» Job
Repeat the listing in full, exactly as it stands.
=====
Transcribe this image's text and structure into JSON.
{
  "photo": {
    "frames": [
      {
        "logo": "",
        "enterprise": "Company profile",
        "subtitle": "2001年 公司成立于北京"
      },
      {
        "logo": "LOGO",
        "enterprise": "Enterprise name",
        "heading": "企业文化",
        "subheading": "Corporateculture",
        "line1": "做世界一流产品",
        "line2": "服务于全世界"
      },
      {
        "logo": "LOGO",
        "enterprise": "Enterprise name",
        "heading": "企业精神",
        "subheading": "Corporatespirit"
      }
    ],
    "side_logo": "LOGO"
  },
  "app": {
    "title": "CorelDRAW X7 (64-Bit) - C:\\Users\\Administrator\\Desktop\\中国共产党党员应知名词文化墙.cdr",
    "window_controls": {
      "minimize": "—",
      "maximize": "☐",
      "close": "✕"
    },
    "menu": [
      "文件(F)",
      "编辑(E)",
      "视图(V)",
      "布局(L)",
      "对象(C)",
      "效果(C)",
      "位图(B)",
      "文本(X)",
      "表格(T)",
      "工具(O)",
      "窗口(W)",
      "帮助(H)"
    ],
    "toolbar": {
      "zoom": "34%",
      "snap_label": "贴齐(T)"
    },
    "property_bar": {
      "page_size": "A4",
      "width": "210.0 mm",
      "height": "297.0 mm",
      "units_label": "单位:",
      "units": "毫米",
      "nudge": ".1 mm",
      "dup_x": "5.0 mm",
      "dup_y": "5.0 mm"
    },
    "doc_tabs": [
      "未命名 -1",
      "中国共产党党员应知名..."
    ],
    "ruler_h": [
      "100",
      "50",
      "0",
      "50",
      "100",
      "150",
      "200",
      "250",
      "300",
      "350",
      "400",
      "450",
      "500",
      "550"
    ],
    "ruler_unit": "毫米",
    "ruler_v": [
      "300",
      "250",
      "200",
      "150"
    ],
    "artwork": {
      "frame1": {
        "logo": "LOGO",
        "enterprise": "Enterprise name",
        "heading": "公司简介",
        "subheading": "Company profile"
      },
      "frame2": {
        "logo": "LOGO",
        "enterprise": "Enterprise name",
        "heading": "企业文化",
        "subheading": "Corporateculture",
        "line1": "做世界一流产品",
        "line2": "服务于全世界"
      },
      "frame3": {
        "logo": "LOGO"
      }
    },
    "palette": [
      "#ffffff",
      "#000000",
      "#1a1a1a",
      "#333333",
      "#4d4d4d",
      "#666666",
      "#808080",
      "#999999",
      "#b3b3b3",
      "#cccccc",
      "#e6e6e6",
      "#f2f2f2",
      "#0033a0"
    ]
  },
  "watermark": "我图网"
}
=====
» The result
Transcribe this image's text and structure into JSON.
{
  "photo": {
    "frames": [
      {
        "logo": "",
        "enterprise": "Company profile",
        "subtitle": "2001年 公司成立于北京"
      },
      {
        "logo": "LOGO",
        "enterprise": "Enterprise name",
        "heading": "企业文化",
        "subheading": "Corporateculture",
        "line1": "做世界一流产品",
        "line2": "服务于全世界"
      },
      {
        "logo": "LOGO",
        "enterprise": "Enterprise name",
        "heading": "企业精神",
        "subheading": "Corporatespirit"
      }
    ],
    "side_logo": "LOGO"
  },
  "app": {
    "title": "CorelDRAW X7 (64-Bit) - C:\\Users\\Administrator\\Desktop\\中国共产党党员应知名词文化墙.cdr",
    "window_controls": {
      "minimize": "—",
      "maximize": "☐",
      "close": "✕"
    },
    "menu": [
      "文件(F)",
      "编辑(E)",
      "视图(V)",
      "布局(L)",
      "对象(C)",
      "效果(C)",
      "位图(B)",
      "文本(X)",
      "表格(T)",
      "工具(O)",
      "窗口(W)",
      "帮助(H)"
    ],
    "toolbar": {
      "zoom": "34%",
      "snap_label": "贴齐(T)"
    },
    "property_bar": {
      "page_size": "A4",
      "width": "210.0 mm",
      "height": "297.0 mm",
      "units_label": "单位:",
      "units": "毫米",
      "nudge": ".1 mm",
      "dup_x": "5.0 mm",
      "dup_y": "5.0 mm"
    },
    "doc_tabs": [
      "未命名 -1",
      "中国共产党党员应知名..."
    ],
    "ruler_h": [
      "100",
      "50",
      "0",
      "50",
      "100",
      "150",
      "200",
      "250",
      "300",
      "350",
      "400",
      "450",
      "500",
      "550"
    ],
    "ruler_unit": "毫米",
    "ruler_v": [
      "300",
      "250",
      "200",
      "150"
    ],
    "artwork": {
      "frame1": {
        "logo": "LOGO",
        "enterprise": "Enterprise name",
        "heading": "公司简介",
        "subheading": "Company profile"
      },
      "frame2": {
        "logo": "LOGO",
        "enterprise": "Enterprise name",
        "heading": "企业文化",
        "subheading": "Corporateculture",
        "line1": "做世界一流产品",
        "line2": "服务于全世界"
      },
      "frame3": {
        "logo": "LOGO"
      }
    },
    "palette": [
      "#ffffff",
      "#000000",
      "#1a1a1a",
      "#333333",
      "#4d4d4d",
      "#666666",
      "#808080",
      "#999999",
      "#b3b3b3",
      "#cccccc",
      "#e6e6e6",
      "#f2f2f2",
      "#0033a0"
    ]
  },
  "watermark": "我图网"
}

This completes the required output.